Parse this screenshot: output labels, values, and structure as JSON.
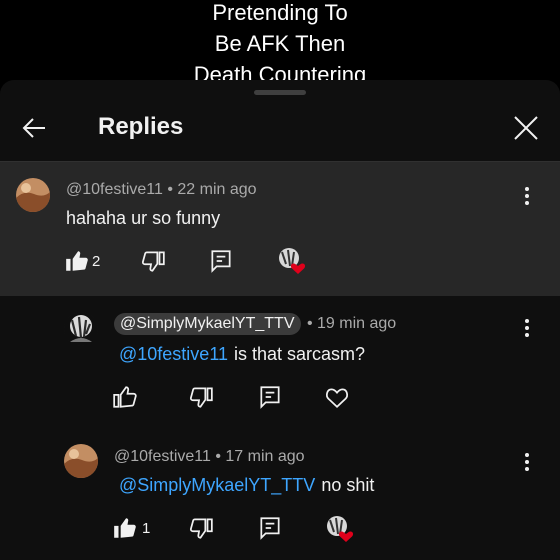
{
  "video_title": [
    "Pretending To",
    "Be AFK Then",
    "Death Countering"
  ],
  "header": {
    "title": "Replies"
  },
  "parent_comment": {
    "handle": "@10festive11",
    "time": "• 22 min ago",
    "text": "hahaha ur so funny",
    "like_count": "2",
    "hearted": true
  },
  "replies": [
    {
      "handle": "@SimplyMykaelYT_TTV",
      "is_creator": true,
      "time": "• 19 min ago",
      "mention": "@10festive11",
      "text": "is that sarcasm?",
      "like_count": ""
    },
    {
      "handle": "@10festive11",
      "is_creator": false,
      "time": "• 17 min ago",
      "mention": "@SimplyMykaelYT_TTV",
      "text": "no shit",
      "like_count": "1",
      "hearted": true
    }
  ],
  "colors": {
    "mention": "#3ea6ff",
    "heart": "#e0001b",
    "parent_bg": "#272727",
    "sheet_bg": "#0f0f0f"
  }
}
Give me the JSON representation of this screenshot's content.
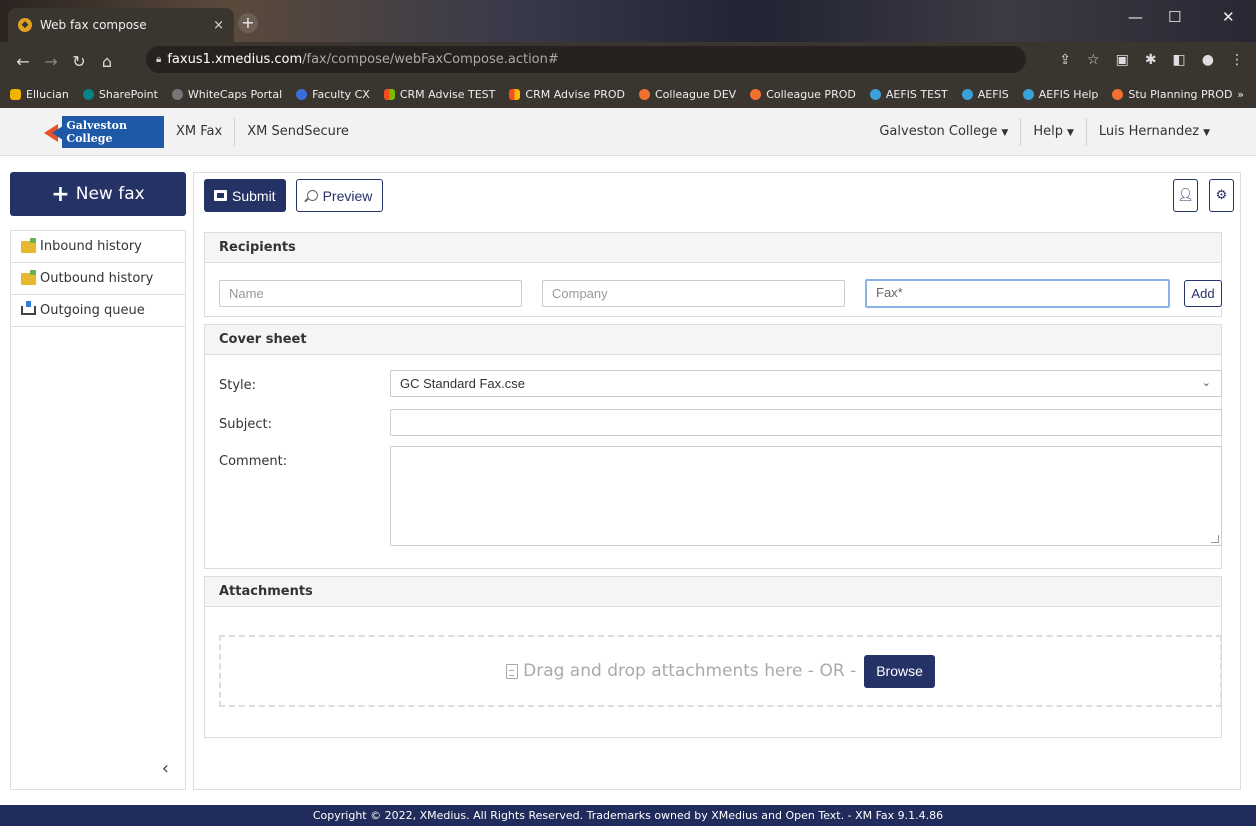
{
  "browser": {
    "tab_title": "Web fax compose",
    "tab_close": "×",
    "new_tab": "+",
    "url_host": "faxus1.xmedius.com",
    "url_path": "/fax/compose/webFaxCompose.action#",
    "bookmarks": [
      {
        "label": "Ellucian",
        "color": "#f0b400"
      },
      {
        "label": "SharePoint",
        "color": "#038387"
      },
      {
        "label": "WhiteCaps Portal",
        "color": "#777777"
      },
      {
        "label": "Faculty CX",
        "color": "#3b6fd8"
      },
      {
        "label": "CRM Advise TEST",
        "color": "#f25022"
      },
      {
        "label": "CRM Advise PROD",
        "color": "#f25022"
      },
      {
        "label": "Colleague DEV",
        "color": "#f07030"
      },
      {
        "label": "Colleague PROD",
        "color": "#f07030"
      },
      {
        "label": "AEFIS TEST",
        "color": "#3aa0d8"
      },
      {
        "label": "AEFIS",
        "color": "#3aa0d8"
      },
      {
        "label": "AEFIS Help",
        "color": "#3aa0d8"
      },
      {
        "label": "Stu Planning PROD",
        "color": "#f07030"
      }
    ]
  },
  "header": {
    "logo_text": "Galveston College",
    "nav": [
      "XM Fax",
      "XM SendSecure"
    ],
    "right": [
      "Galveston College",
      "Help",
      "Luis Hernandez"
    ]
  },
  "sidebar": {
    "new_fax": "New fax",
    "items": [
      "Inbound history",
      "Outbound history",
      "Outgoing queue"
    ]
  },
  "toolbar": {
    "submit": "Submit",
    "preview": "Preview"
  },
  "recipients": {
    "title": "Recipients",
    "name_placeholder": "Name",
    "company_placeholder": "Company",
    "fax_placeholder": "Fax*",
    "add": "Add"
  },
  "cover": {
    "title": "Cover sheet",
    "style_label": "Style:",
    "style_value": "GC Standard Fax.cse",
    "subject_label": "Subject:",
    "comment_label": "Comment:"
  },
  "attachments": {
    "title": "Attachments",
    "drop_text": "Drag and drop attachments here - OR -",
    "browse": "Browse"
  },
  "footer": "Copyright © 2022, XMedius. All Rights Reserved. Trademarks owned by XMedius and Open Text. - XM Fax 9.1.4.86"
}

Prompt
Take every line that includes the string "Advise" and copy it.

Solution
        "label": "CRM Advise TEST",
        "label": "CRM Advise PROD",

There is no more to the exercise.